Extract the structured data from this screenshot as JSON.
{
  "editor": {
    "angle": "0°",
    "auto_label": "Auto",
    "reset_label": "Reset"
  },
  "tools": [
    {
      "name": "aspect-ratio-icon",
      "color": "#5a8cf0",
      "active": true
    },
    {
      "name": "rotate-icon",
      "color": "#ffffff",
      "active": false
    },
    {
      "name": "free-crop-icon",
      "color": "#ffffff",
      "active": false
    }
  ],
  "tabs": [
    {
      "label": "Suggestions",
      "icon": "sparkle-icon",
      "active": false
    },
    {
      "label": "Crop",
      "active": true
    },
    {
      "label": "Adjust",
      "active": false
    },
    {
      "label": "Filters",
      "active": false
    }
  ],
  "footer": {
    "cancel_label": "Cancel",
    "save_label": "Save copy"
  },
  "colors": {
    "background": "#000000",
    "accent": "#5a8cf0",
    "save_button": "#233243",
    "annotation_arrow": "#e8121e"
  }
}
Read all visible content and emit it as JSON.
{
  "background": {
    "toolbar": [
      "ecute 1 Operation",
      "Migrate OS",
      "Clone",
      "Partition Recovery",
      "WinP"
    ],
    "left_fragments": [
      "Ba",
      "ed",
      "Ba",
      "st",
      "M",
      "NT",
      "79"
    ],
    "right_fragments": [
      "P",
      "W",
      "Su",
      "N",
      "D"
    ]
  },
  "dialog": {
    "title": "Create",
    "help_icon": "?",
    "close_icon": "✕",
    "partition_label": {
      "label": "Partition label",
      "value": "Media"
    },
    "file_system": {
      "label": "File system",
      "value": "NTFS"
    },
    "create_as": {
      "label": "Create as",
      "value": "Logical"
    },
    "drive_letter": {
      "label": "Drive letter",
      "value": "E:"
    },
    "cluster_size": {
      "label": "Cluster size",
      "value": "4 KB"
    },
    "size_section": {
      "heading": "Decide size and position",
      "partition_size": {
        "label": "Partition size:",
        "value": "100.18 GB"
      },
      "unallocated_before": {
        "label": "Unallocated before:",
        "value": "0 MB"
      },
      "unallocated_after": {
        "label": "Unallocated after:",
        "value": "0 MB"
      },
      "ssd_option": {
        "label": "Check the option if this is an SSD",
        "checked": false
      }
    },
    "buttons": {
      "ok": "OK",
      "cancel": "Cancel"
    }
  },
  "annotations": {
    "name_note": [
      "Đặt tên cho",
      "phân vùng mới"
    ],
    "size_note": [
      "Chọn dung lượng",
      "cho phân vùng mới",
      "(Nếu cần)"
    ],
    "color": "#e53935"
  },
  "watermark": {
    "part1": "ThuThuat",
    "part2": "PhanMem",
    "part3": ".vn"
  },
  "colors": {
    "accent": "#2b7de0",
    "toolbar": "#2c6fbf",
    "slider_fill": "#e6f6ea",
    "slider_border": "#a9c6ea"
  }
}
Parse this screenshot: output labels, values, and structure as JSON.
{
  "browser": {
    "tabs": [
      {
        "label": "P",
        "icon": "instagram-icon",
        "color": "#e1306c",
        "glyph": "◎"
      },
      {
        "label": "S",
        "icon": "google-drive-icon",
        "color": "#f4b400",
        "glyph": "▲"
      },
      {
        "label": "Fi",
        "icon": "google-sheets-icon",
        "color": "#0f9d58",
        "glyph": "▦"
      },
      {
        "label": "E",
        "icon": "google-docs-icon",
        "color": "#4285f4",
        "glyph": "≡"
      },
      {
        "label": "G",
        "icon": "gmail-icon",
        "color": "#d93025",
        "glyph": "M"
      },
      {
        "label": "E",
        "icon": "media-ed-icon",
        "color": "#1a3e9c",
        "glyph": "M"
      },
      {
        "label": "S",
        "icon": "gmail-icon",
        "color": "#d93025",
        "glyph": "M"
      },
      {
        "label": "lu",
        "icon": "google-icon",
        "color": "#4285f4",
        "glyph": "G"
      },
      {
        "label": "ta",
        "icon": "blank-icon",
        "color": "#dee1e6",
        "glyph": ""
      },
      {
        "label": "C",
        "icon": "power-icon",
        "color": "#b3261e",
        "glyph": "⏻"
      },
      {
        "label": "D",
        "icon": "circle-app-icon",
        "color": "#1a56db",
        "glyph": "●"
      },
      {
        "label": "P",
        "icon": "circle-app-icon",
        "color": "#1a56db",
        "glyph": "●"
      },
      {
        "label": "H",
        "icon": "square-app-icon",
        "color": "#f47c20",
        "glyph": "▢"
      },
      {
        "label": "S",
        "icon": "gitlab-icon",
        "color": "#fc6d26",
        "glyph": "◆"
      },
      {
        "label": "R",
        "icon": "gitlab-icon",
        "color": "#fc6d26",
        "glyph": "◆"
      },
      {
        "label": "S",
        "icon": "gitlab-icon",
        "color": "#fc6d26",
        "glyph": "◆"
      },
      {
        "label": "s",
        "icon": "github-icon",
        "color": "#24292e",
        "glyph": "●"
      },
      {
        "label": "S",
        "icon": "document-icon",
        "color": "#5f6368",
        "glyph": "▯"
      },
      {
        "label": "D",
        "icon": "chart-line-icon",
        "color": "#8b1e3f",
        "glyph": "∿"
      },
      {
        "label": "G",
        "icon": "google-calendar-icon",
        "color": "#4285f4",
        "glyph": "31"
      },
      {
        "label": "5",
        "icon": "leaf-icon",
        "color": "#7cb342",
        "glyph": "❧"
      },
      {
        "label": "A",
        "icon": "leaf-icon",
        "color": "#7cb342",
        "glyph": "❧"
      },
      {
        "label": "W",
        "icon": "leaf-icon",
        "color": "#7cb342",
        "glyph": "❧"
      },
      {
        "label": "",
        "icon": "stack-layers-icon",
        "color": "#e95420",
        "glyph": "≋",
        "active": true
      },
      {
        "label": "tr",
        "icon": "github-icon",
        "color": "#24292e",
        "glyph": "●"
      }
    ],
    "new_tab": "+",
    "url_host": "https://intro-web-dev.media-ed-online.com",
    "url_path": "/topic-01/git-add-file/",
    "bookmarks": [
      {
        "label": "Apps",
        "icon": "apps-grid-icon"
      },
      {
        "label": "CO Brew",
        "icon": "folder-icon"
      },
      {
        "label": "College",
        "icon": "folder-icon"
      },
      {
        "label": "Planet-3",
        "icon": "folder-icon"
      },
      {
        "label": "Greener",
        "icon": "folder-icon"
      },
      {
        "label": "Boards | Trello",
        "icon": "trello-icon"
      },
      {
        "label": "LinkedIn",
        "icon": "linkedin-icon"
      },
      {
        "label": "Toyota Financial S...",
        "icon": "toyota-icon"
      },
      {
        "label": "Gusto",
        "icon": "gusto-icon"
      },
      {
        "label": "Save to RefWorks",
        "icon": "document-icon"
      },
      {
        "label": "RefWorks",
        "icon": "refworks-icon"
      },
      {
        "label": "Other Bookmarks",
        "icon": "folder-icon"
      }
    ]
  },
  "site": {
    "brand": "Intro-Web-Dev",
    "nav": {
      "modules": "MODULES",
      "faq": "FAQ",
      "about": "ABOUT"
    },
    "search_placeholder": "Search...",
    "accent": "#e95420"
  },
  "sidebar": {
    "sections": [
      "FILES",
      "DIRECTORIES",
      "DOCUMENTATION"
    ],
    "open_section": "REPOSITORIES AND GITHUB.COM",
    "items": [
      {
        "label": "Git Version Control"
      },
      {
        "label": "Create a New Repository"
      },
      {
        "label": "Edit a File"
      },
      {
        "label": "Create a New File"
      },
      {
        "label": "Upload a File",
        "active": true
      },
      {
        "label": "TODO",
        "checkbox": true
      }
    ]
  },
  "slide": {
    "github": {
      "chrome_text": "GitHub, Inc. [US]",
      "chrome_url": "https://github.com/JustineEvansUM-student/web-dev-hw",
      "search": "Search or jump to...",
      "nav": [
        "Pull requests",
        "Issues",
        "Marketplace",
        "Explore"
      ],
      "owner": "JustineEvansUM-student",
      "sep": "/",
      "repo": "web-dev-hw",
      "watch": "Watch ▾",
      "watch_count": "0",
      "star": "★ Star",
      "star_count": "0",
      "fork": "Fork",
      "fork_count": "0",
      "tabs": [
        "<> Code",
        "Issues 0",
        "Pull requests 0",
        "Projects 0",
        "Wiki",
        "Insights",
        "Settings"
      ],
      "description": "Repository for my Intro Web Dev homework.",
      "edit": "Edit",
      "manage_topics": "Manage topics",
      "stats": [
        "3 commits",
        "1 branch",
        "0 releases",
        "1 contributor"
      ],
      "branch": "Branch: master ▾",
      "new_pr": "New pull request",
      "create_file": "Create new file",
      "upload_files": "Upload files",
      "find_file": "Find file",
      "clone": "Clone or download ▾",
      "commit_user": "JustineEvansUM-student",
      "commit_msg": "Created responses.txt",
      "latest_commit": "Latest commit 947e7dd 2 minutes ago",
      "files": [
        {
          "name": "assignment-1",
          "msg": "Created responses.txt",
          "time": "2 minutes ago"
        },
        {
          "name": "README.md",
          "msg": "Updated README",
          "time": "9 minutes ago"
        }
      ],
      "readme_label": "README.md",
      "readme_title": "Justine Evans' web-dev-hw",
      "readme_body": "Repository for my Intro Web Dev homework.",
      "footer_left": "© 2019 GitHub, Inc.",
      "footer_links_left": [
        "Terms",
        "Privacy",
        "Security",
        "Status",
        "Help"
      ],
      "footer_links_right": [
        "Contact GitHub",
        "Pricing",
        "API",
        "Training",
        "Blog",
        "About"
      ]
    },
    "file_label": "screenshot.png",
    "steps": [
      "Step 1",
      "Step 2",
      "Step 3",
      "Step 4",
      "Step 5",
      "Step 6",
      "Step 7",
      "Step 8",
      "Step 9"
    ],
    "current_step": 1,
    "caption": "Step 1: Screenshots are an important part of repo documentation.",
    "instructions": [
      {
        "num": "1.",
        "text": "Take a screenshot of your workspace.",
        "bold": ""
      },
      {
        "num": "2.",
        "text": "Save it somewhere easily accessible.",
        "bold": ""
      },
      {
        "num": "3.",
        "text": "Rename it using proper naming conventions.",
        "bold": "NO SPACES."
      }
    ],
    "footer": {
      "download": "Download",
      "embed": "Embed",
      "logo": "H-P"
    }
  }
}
========
- Short exercise: Gather all lines where the word "this" appears.

- Task answer:
Extract the structured data from this screenshot as JSON.
        "label": "Check the option if this is an SSD",
Parse this screenshot: output labels, values, and structure as JSON.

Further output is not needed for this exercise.